GOAL OF THE EXERCISE ::
Do any lines in the data below contain "PART"? If so, copy every one of them.

A block of data ::
============
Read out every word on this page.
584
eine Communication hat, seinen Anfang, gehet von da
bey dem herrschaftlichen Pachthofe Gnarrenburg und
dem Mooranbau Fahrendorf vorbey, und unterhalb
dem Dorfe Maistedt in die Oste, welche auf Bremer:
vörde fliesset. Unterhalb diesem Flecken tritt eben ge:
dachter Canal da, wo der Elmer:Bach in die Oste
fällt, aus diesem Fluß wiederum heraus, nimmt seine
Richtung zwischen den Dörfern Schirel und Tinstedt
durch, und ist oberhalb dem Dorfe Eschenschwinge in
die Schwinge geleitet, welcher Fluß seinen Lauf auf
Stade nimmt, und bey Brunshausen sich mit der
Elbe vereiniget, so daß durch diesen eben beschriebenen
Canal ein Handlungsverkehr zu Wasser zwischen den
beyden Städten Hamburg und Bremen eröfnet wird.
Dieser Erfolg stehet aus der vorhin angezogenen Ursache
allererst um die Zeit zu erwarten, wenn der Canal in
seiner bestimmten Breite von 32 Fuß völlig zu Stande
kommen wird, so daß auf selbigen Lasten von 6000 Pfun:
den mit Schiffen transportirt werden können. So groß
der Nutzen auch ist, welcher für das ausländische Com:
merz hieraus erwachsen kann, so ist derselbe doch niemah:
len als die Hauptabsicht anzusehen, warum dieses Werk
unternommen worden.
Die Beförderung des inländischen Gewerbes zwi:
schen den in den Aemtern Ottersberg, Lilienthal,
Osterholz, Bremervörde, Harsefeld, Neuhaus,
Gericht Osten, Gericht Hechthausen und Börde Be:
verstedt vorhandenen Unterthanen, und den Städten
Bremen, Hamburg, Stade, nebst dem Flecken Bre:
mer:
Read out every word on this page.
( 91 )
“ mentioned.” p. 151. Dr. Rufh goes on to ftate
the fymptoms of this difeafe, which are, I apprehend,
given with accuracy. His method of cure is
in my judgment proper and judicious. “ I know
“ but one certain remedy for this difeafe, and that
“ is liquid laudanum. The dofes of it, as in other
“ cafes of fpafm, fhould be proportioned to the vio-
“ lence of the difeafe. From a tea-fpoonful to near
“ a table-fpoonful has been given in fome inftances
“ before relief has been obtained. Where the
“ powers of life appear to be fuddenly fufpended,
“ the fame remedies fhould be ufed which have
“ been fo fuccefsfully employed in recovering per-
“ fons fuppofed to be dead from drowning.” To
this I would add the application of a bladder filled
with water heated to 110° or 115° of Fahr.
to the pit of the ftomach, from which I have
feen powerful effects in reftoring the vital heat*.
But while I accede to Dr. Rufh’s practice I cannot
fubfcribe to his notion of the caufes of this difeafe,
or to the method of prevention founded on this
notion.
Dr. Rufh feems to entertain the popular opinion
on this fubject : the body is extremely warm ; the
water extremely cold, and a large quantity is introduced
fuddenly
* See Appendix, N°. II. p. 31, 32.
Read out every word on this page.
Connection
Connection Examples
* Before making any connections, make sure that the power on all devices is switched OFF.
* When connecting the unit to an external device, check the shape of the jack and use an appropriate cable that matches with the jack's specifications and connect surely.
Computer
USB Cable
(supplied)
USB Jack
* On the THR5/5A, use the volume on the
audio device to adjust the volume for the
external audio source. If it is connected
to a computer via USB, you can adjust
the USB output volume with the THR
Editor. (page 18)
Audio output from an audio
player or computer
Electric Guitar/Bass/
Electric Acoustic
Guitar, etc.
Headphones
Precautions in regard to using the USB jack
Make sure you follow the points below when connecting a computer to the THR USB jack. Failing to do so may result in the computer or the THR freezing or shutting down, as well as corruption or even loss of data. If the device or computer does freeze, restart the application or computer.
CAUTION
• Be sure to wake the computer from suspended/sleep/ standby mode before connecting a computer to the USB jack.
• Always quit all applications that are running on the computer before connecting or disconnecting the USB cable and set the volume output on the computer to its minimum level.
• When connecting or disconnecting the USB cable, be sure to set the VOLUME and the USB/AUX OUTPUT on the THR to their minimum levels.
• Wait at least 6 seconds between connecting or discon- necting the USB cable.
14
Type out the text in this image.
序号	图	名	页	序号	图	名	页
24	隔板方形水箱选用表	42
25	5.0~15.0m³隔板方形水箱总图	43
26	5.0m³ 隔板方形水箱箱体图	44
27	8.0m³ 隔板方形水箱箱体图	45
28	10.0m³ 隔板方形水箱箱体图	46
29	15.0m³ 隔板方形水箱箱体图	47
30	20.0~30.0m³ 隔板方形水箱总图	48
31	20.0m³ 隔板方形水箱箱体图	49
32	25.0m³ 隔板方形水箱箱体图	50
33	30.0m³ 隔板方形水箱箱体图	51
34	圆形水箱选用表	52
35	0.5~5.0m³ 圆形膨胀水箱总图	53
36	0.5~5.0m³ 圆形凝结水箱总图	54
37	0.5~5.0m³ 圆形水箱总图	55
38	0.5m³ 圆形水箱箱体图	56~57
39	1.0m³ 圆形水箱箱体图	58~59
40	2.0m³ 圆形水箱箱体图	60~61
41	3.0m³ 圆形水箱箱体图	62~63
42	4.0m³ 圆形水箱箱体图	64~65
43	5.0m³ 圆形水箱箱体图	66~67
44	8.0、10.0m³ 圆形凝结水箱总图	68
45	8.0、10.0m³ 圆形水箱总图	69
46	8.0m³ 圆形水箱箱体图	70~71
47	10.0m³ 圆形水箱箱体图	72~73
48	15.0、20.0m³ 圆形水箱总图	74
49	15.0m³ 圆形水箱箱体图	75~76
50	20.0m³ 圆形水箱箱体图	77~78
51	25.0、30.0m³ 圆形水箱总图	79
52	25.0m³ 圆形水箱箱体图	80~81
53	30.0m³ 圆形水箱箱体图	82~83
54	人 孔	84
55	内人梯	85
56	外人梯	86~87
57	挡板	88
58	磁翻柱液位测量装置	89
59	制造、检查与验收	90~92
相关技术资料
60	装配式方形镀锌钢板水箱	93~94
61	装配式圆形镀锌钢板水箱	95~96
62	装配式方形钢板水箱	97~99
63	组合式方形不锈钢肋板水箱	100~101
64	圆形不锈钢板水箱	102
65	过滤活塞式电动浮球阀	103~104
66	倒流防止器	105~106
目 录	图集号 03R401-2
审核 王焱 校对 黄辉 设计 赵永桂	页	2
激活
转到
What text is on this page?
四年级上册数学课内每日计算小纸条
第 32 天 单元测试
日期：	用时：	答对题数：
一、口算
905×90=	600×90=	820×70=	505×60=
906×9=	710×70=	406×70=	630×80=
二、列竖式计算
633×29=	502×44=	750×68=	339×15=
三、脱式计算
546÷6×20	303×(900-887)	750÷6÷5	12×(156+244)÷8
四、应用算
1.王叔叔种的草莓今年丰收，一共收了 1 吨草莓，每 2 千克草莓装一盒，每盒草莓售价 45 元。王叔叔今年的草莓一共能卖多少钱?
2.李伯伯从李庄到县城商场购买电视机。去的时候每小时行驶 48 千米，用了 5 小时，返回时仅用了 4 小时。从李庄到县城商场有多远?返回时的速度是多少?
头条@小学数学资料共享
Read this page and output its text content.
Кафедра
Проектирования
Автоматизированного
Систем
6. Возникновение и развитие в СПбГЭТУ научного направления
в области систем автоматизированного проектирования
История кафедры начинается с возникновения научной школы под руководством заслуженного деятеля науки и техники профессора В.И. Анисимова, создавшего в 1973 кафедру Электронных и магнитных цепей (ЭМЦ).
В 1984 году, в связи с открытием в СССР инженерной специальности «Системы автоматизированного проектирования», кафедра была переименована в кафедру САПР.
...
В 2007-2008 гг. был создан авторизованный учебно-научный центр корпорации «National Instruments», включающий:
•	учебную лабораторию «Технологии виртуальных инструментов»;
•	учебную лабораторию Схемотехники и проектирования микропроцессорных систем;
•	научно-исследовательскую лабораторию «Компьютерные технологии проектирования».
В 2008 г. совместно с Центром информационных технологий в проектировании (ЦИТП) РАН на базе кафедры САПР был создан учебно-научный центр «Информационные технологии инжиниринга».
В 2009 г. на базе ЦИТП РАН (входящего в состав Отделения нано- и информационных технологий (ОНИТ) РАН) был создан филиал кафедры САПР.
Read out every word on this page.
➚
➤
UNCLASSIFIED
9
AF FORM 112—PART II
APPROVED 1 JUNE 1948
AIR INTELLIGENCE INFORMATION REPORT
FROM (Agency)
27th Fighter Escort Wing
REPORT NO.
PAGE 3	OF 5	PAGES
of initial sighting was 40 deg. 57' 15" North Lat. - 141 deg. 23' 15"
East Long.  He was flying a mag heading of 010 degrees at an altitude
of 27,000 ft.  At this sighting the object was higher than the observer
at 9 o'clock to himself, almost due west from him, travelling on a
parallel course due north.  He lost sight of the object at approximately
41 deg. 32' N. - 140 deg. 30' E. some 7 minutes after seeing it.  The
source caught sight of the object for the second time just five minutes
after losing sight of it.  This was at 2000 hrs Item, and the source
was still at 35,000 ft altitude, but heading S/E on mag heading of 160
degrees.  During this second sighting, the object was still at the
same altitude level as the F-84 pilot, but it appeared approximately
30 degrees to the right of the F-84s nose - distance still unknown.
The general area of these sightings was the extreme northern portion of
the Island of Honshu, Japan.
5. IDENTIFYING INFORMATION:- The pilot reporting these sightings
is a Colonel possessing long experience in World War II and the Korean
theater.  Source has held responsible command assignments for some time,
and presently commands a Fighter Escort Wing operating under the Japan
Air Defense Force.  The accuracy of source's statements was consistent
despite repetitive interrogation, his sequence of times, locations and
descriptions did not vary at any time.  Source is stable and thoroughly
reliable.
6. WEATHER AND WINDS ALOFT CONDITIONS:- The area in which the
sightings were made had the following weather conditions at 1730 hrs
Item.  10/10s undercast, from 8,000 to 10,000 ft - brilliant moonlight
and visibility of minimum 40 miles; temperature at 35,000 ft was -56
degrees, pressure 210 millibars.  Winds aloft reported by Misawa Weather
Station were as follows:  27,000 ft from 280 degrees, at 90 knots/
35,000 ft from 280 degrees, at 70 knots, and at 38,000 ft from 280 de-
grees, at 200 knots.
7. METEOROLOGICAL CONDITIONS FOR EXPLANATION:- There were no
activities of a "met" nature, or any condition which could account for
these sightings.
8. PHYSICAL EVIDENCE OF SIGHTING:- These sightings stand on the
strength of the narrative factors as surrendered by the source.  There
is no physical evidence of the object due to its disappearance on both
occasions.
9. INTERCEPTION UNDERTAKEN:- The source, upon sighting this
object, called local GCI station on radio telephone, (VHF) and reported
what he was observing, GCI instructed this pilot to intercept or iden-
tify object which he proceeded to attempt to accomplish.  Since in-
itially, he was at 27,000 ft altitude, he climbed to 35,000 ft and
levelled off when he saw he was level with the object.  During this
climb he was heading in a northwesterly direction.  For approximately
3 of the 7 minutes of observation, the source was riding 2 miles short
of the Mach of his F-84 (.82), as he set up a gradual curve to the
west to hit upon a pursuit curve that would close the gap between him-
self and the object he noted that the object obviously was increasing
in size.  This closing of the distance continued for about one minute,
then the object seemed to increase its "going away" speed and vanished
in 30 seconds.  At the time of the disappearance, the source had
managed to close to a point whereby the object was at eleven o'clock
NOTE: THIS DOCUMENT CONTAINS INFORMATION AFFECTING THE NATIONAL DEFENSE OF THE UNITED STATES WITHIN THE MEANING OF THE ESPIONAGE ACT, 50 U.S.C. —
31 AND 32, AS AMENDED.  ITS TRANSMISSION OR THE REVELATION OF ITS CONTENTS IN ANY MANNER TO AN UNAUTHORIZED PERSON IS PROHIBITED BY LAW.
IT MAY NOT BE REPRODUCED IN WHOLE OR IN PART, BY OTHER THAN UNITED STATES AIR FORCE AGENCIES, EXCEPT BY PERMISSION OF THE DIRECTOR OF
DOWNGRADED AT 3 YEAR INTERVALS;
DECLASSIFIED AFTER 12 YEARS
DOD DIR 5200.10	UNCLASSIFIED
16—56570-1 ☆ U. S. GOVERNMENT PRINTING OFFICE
============
ANSWER TO THE EXERCISE ::
AF FORM 112—PART II
IT MAY NOT BE REPRODUCED IN WHOLE OR IN PART, BY OTHER THAN UNITED STATES AIR FORCE AGENCIES, EXCEPT BY PERMISSION OF THE DIRECTOR OF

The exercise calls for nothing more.